● **Work instructions**
Scan the entries for the word "evidence" and return every line that has it.

● **The data**
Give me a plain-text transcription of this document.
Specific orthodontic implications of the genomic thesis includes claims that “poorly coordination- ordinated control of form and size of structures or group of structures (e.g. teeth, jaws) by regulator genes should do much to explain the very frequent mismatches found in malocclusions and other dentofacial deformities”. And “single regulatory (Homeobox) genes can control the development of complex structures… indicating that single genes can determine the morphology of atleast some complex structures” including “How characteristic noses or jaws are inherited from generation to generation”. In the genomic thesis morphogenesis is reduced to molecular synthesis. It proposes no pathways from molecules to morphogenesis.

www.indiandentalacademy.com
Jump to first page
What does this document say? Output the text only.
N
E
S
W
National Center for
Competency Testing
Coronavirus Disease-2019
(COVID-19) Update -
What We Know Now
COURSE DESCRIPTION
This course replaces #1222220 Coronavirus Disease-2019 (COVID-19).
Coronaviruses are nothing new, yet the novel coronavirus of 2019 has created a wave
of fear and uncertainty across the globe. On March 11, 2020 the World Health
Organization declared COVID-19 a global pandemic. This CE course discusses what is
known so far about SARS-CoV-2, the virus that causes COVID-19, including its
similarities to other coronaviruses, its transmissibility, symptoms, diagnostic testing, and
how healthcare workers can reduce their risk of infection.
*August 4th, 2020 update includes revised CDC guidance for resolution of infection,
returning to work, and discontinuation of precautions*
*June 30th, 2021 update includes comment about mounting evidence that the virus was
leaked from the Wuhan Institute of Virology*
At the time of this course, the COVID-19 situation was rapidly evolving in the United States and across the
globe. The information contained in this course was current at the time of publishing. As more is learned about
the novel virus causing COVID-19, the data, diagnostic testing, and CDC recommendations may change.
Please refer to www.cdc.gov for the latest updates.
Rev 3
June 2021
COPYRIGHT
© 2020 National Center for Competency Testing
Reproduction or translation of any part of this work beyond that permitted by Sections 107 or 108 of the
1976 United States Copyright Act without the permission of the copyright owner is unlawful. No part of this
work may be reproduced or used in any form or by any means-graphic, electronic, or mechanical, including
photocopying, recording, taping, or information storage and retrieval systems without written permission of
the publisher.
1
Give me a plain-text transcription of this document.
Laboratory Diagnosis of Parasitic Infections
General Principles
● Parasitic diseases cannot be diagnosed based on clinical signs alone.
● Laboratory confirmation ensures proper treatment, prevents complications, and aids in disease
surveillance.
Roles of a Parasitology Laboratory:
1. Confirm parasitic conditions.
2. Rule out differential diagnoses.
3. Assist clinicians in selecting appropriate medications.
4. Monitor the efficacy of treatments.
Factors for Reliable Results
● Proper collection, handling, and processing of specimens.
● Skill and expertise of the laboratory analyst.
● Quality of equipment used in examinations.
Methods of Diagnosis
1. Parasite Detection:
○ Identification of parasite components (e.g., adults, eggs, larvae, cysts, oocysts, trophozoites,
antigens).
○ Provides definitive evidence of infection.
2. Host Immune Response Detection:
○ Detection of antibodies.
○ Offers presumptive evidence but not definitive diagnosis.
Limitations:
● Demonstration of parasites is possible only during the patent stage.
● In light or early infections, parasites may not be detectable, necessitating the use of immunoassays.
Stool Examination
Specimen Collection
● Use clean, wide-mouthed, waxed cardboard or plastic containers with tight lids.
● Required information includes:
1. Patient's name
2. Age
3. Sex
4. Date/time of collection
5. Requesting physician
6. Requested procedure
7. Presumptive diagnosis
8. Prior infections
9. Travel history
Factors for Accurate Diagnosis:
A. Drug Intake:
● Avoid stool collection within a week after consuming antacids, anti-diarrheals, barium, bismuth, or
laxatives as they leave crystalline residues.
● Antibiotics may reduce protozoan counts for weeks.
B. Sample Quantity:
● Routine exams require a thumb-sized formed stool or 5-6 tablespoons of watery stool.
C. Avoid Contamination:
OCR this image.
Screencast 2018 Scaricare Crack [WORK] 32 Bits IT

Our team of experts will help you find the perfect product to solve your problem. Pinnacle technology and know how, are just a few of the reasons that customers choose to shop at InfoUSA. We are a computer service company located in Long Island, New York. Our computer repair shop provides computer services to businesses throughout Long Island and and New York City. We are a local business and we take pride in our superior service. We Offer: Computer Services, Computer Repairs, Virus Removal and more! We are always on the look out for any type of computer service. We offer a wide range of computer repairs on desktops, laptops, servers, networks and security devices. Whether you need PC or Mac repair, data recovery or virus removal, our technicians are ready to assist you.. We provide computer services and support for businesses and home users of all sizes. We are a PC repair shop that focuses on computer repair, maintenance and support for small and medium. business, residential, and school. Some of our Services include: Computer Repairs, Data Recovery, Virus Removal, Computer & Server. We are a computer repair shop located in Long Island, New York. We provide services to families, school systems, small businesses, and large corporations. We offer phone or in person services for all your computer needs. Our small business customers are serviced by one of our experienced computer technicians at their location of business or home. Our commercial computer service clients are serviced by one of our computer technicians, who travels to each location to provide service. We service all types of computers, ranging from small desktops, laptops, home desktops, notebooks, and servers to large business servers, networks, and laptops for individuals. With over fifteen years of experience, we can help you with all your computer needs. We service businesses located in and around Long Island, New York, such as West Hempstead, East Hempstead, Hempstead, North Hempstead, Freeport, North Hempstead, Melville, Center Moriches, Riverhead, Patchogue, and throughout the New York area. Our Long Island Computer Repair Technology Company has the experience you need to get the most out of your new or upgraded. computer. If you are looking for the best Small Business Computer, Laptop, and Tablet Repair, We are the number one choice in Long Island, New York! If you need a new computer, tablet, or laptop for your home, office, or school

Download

● **Answer box**
*June 30th, 2021 update includes comment about mounting evidence that the virus was
○ Provides definitive evidence of infection.
○ Offers presumptive evidence but not definitive diagnosis.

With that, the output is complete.